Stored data
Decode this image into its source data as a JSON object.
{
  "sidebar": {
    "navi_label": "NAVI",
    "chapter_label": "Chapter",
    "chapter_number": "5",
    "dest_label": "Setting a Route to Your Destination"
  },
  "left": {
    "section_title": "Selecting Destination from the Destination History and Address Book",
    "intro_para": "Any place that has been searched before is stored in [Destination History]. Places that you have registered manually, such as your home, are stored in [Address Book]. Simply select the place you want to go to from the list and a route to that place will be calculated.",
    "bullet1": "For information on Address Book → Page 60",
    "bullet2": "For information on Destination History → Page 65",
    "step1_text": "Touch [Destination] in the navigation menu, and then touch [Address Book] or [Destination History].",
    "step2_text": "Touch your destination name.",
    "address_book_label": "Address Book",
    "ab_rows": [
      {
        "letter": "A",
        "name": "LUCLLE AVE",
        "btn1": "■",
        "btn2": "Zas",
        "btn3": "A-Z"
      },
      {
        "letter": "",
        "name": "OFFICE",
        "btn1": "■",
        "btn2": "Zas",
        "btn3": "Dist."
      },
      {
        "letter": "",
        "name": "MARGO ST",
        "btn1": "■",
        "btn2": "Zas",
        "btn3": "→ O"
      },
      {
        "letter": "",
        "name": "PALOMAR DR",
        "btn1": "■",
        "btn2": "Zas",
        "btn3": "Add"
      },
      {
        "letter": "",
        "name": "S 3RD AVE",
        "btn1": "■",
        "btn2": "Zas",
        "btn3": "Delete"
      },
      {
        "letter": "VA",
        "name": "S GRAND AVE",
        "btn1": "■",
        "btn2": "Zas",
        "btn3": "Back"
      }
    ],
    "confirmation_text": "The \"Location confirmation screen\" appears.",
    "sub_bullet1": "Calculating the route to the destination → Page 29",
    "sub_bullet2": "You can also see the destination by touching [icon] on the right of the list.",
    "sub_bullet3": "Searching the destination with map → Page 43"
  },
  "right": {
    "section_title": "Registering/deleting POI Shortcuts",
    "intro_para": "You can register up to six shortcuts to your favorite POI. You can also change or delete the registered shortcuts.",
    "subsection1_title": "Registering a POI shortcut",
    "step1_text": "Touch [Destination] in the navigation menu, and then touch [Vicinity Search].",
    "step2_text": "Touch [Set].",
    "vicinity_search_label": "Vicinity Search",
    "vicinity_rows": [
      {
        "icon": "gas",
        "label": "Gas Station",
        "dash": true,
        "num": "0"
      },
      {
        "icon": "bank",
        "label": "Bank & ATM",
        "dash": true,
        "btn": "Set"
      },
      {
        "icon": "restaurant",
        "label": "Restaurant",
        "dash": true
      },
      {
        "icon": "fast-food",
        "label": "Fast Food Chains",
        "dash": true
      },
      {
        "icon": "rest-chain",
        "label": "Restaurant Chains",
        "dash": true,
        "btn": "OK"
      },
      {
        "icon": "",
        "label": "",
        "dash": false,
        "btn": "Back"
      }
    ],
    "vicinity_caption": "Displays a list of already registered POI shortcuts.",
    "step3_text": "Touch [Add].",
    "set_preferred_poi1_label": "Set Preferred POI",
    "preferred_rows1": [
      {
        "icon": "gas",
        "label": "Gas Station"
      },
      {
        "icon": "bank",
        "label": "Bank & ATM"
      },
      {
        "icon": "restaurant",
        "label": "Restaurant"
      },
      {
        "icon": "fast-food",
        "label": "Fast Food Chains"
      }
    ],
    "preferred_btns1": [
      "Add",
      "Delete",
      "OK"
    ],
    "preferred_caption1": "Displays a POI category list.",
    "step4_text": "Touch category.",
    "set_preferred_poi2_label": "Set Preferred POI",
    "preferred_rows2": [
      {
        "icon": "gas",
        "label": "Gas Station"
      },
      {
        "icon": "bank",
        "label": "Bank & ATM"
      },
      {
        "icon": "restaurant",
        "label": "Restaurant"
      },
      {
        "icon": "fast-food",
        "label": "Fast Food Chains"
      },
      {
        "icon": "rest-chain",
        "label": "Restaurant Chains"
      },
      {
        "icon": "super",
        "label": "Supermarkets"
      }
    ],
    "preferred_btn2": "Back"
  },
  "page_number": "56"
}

### OBJECTIVE
Write out every line from the records above, word for word.

### OUTPUT FOR THIS EXERCISE
Decode this image into its source data as a JSON object.
{
  "sidebar": {
    "navi_label": "NAVI",
    "chapter_label": "Chapter",
    "chapter_number": "5",
    "dest_label": "Setting a Route to Your Destination"
  },
  "left": {
    "section_title": "Selecting Destination from the Destination History and Address Book",
    "intro_para": "Any place that has been searched before is stored in [Destination History]. Places that you have registered manually, such as your home, are stored in [Address Book]. Simply select the place you want to go to from the list and a route to that place will be calculated.",
    "bullet1": "For information on Address Book → Page 60",
    "bullet2": "For information on Destination History → Page 65",
    "step1_text": "Touch [Destination] in the navigation menu, and then touch [Address Book] or [Destination History].",
    "step2_text": "Touch your destination name.",
    "address_book_label": "Address Book",
    "ab_rows": [
      {
        "letter": "A",
        "name": "LUCLLE AVE",
        "btn1": "■",
        "btn2": "Zas",
        "btn3": "A-Z"
      },
      {
        "letter": "",
        "name": "OFFICE",
        "btn1": "■",
        "btn2": "Zas",
        "btn3": "Dist."
      },
      {
        "letter": "",
        "name": "MARGO ST",
        "btn1": "■",
        "btn2": "Zas",
        "btn3": "→ O"
      },
      {
        "letter": "",
        "name": "PALOMAR DR",
        "btn1": "■",
        "btn2": "Zas",
        "btn3": "Add"
      },
      {
        "letter": "",
        "name": "S 3RD AVE",
        "btn1": "■",
        "btn2": "Zas",
        "btn3": "Delete"
      },
      {
        "letter": "VA",
        "name": "S GRAND AVE",
        "btn1": "■",
        "btn2": "Zas",
        "btn3": "Back"
      }
    ],
    "confirmation_text": "The \"Location confirmation screen\" appears.",
    "sub_bullet1": "Calculating the route to the destination → Page 29",
    "sub_bullet2": "You can also see the destination by touching [icon] on the right of the list.",
    "sub_bullet3": "Searching the destination with map → Page 43"
  },
  "right": {
    "section_title": "Registering/deleting POI Shortcuts",
    "intro_para": "You can register up to six shortcuts to your favorite POI. You can also change or delete the registered shortcuts.",
    "subsection1_title": "Registering a POI shortcut",
    "step1_text": "Touch [Destination] in the navigation menu, and then touch [Vicinity Search].",
    "step2_text": "Touch [Set].",
    "vicinity_search_label": "Vicinity Search",
    "vicinity_rows": [
      {
        "icon": "gas",
        "label": "Gas Station",
        "dash": true,
        "num": "0"
      },
      {
        "icon": "bank",
        "label": "Bank & ATM",
        "dash": true,
        "btn": "Set"
      },
      {
        "icon": "restaurant",
        "label": "Restaurant",
        "dash": true
      },
      {
        "icon": "fast-food",
        "label": "Fast Food Chains",
        "dash": true
      },
      {
        "icon": "rest-chain",
        "label": "Restaurant Chains",
        "dash": true,
        "btn": "OK"
      },
      {
        "icon": "",
        "label": "",
        "dash": false,
        "btn": "Back"
      }
    ],
    "vicinity_caption": "Displays a list of already registered POI shortcuts.",
    "step3_text": "Touch [Add].",
    "set_preferred_poi1_label": "Set Preferred POI",
    "preferred_rows1": [
      {
        "icon": "gas",
        "label": "Gas Station"
      },
      {
        "icon": "bank",
        "label": "Bank & ATM"
      },
      {
        "icon": "restaurant",
        "label": "Restaurant"
      },
      {
        "icon": "fast-food",
        "label": "Fast Food Chains"
      }
    ],
    "preferred_btns1": [
      "Add",
      "Delete",
      "OK"
    ],
    "preferred_caption1": "Displays a POI category list.",
    "step4_text": "Touch category.",
    "set_preferred_poi2_label": "Set Preferred POI",
    "preferred_rows2": [
      {
        "icon": "gas",
        "label": "Gas Station"
      },
      {
        "icon": "bank",
        "label": "Bank & ATM"
      },
      {
        "icon": "restaurant",
        "label": "Restaurant"
      },
      {
        "icon": "fast-food",
        "label": "Fast Food Chains"
      },
      {
        "icon": "rest-chain",
        "label": "Restaurant Chains"
      },
      {
        "icon": "super",
        "label": "Supermarkets"
      }
    ],
    "preferred_btn2": "Back"
  },
  "page_number": "56"
}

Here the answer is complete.